_TASK DIRECTIONS_
Give back all the data exactly, line by line.
= = =
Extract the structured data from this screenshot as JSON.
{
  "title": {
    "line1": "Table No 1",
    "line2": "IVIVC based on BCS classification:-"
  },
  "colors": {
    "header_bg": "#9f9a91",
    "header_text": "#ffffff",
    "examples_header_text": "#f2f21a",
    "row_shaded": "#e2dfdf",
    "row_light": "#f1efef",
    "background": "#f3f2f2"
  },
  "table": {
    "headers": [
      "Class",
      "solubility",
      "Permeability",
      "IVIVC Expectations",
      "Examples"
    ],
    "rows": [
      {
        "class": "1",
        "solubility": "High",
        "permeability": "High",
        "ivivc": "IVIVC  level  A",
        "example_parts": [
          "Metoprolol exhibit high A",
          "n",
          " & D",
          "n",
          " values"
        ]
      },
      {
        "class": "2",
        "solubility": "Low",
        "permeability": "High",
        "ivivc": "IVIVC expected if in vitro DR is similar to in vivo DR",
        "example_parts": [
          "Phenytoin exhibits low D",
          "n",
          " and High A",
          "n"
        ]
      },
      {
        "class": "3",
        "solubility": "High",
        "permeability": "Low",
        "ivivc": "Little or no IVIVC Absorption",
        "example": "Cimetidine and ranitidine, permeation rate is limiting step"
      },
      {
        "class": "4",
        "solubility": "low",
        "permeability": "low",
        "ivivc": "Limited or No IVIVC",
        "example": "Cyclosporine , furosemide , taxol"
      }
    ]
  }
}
= = =
_COMPLETE ANSWER_
Extract the structured data from this screenshot as JSON.
{
  "title": {
    "line1": "Table No 1",
    "line2": "IVIVC based on BCS classification:-"
  },
  "colors": {
    "header_bg": "#9f9a91",
    "header_text": "#ffffff",
    "examples_header_text": "#f2f21a",
    "row_shaded": "#e2dfdf",
    "row_light": "#f1efef",
    "background": "#f3f2f2"
  },
  "table": {
    "headers": [
      "Class",
      "solubility",
      "Permeability",
      "IVIVC Expectations",
      "Examples"
    ],
    "rows": [
      {
        "class": "1",
        "solubility": "High",
        "permeability": "High",
        "ivivc": "IVIVC  level  A",
        "example_parts": [
          "Metoprolol exhibit high A",
          "n",
          " & D",
          "n",
          " values"
        ]
      },
      {
        "class": "2",
        "solubility": "Low",
        "permeability": "High",
        "ivivc": "IVIVC expected if in vitro DR is similar to in vivo DR",
        "example_parts": [
          "Phenytoin exhibits low D",
          "n",
          " and High A",
          "n"
        ]
      },
      {
        "class": "3",
        "solubility": "High",
        "permeability": "Low",
        "ivivc": "Little or no IVIVC Absorption",
        "example": "Cimetidine and ranitidine, permeation rate is limiting step"
      },
      {
        "class": "4",
        "solubility": "low",
        "permeability": "low",
        "ivivc": "Limited or No IVIVC",
        "example": "Cyclosporine , furosemide , taxol"
      }
    ]
  }
}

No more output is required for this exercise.